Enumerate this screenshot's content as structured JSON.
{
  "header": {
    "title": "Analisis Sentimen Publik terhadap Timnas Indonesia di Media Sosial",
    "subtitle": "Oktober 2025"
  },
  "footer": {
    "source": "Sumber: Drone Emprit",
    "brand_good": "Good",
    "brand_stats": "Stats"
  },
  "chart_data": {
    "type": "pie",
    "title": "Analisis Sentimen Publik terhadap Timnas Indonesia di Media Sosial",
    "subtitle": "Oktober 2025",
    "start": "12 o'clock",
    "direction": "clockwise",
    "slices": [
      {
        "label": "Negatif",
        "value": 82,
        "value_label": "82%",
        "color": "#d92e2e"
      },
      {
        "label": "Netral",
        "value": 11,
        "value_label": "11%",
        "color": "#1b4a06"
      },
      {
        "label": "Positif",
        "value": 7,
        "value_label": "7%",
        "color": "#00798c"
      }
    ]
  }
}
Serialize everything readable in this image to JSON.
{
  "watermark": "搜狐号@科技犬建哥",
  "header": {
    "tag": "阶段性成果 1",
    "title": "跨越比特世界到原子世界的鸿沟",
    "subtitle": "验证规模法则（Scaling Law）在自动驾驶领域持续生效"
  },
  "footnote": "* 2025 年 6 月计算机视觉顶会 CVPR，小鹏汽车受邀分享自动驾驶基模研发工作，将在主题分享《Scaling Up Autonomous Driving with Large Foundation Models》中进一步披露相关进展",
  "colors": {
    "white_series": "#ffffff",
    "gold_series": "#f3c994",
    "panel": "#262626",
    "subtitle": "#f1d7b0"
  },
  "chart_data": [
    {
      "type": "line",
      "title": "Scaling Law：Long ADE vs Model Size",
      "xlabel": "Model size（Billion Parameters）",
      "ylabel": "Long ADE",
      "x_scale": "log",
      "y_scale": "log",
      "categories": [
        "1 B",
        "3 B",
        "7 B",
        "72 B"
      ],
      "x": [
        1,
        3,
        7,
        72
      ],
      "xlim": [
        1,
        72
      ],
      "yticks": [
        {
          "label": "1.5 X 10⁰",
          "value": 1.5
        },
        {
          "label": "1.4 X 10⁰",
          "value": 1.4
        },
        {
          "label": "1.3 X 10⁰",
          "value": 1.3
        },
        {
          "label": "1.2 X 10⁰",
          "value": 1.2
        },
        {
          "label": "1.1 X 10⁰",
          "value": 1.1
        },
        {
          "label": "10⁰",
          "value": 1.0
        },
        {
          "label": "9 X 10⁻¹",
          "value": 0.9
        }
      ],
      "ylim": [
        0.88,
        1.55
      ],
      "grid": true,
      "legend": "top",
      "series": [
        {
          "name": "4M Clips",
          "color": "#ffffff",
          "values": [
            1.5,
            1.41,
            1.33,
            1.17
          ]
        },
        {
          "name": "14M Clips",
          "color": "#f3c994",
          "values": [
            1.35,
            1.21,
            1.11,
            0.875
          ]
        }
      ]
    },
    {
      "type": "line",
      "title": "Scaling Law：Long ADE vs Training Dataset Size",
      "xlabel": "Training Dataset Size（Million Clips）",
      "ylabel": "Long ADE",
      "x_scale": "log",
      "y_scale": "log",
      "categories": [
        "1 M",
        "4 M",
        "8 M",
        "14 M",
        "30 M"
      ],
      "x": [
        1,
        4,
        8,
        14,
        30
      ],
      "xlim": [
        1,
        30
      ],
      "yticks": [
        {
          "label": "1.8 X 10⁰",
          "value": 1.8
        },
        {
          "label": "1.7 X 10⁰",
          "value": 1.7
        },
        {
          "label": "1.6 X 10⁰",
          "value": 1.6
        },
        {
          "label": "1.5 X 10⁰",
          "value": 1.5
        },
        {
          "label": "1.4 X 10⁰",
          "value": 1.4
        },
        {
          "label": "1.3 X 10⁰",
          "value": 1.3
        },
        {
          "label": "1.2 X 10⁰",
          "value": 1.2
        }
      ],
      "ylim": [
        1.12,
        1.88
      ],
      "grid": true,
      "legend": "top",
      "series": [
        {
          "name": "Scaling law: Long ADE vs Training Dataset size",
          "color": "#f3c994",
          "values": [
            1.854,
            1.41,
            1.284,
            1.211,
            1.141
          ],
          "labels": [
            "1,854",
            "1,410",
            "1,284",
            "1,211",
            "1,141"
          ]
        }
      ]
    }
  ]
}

__WHAT THE TASK ASKS__
Every line above should be written out again exactly as it stands.

__TASK ANSWER__
Enumerate this screenshot's content as structured JSON.
{
  "header": {
    "title": "Analisis Sentimen Publik terhadap Timnas Indonesia di Media Sosial",
    "subtitle": "Oktober 2025"
  },
  "footer": {
    "source": "Sumber: Drone Emprit",
    "brand_good": "Good",
    "brand_stats": "Stats"
  },
  "chart_data": {
    "type": "pie",
    "title": "Analisis Sentimen Publik terhadap Timnas Indonesia di Media Sosial",
    "subtitle": "Oktober 2025",
    "start": "12 o'clock",
    "direction": "clockwise",
    "slices": [
      {
        "label": "Negatif",
        "value": 82,
        "value_label": "82%",
        "color": "#d92e2e"
      },
      {
        "label": "Netral",
        "value": 11,
        "value_label": "11%",
        "color": "#1b4a06"
      },
      {
        "label": "Positif",
        "value": 7,
        "value_label": "7%",
        "color": "#00798c"
      }
    ]
  }
}
Serialize everything readable in this image to JSON.
{
  "watermark": "搜狐号@科技犬建哥",
  "header": {
    "tag": "阶段性成果 1",
    "title": "跨越比特世界到原子世界的鸿沟",
    "subtitle": "验证规模法则（Scaling Law）在自动驾驶领域持续生效"
  },
  "footnote": "* 2025 年 6 月计算机视觉顶会 CVPR，小鹏汽车受邀分享自动驾驶基模研发工作，将在主题分享《Scaling Up Autonomous Driving with Large Foundation Models》中进一步披露相关进展",
  "colors": {
    "white_series": "#ffffff",
    "gold_series": "#f3c994",
    "panel": "#262626",
    "subtitle": "#f1d7b0"
  },
  "chart_data": [
    {
      "type": "line",
      "title": "Scaling Law：Long ADE vs Model Size",
      "xlabel": "Model size（Billion Parameters）",
      "ylabel": "Long ADE",
      "x_scale": "log",
      "y_scale": "log",
      "categories": [
        "1 B",
        "3 B",
        "7 B",
        "72 B"
      ],
      "x": [
        1,
        3,
        7,
        72
      ],
      "xlim": [
        1,
        72
      ],
      "yticks": [
        {
          "label": "1.5 X 10⁰",
          "value": 1.5
        },
        {
          "label": "1.4 X 10⁰",
          "value": 1.4
        },
        {
          "label": "1.3 X 10⁰",
          "value": 1.3
        },
        {
          "label": "1.2 X 10⁰",
          "value": 1.2
        },
        {
          "label": "1.1 X 10⁰",
          "value": 1.1
        },
        {
          "label": "10⁰",
          "value": 1.0
        },
        {
          "label": "9 X 10⁻¹",
          "value": 0.9
        }
      ],
      "ylim": [
        0.88,
        1.55
      ],
      "grid": true,
      "legend": "top",
      "series": [
        {
          "name": "4M Clips",
          "color": "#ffffff",
          "values": [
            1.5,
            1.41,
            1.33,
            1.17
          ]
        },
        {
          "name": "14M Clips",
          "color": "#f3c994",
          "values": [
            1.35,
            1.21,
            1.11,
            0.875
          ]
        }
      ]
    },
    {
      "type": "line",
      "title": "Scaling Law：Long ADE vs Training Dataset Size",
      "xlabel": "Training Dataset Size（Million Clips）",
      "ylabel": "Long ADE",
      "x_scale": "log",
      "y_scale": "log",
      "categories": [
        "1 M",
        "4 M",
        "8 M",
        "14 M",
        "30 M"
      ],
      "x": [
        1,
        4,
        8,
        14,
        30
      ],
      "xlim": [
        1,
        30
      ],
      "yticks": [
        {
          "label": "1.8 X 10⁰",
          "value": 1.8
        },
        {
          "label": "1.7 X 10⁰",
          "value": 1.7
        },
        {
          "label": "1.6 X 10⁰",
          "value": 1.6
        },
        {
          "label": "1.5 X 10⁰",
          "value": 1.5
        },
        {
          "label": "1.4 X 10⁰",
          "value": 1.4
        },
        {
          "label": "1.3 X 10⁰",
          "value": 1.3
        },
        {
          "label": "1.2 X 10⁰",
          "value": 1.2
        }
      ],
      "ylim": [
        1.12,
        1.88
      ],
      "grid": true,
      "legend": "top",
      "series": [
        {
          "name": "Scaling law: Long ADE vs Training Dataset size",
          "color": "#f3c994",
          "values": [
            1.854,
            1.41,
            1.284,
            1.211,
            1.141
          ],
          "labels": [
            "1,854",
            "1,410",
            "1,284",
            "1,211",
            "1,141"
          ]
        }
      ]
    }
  ]
}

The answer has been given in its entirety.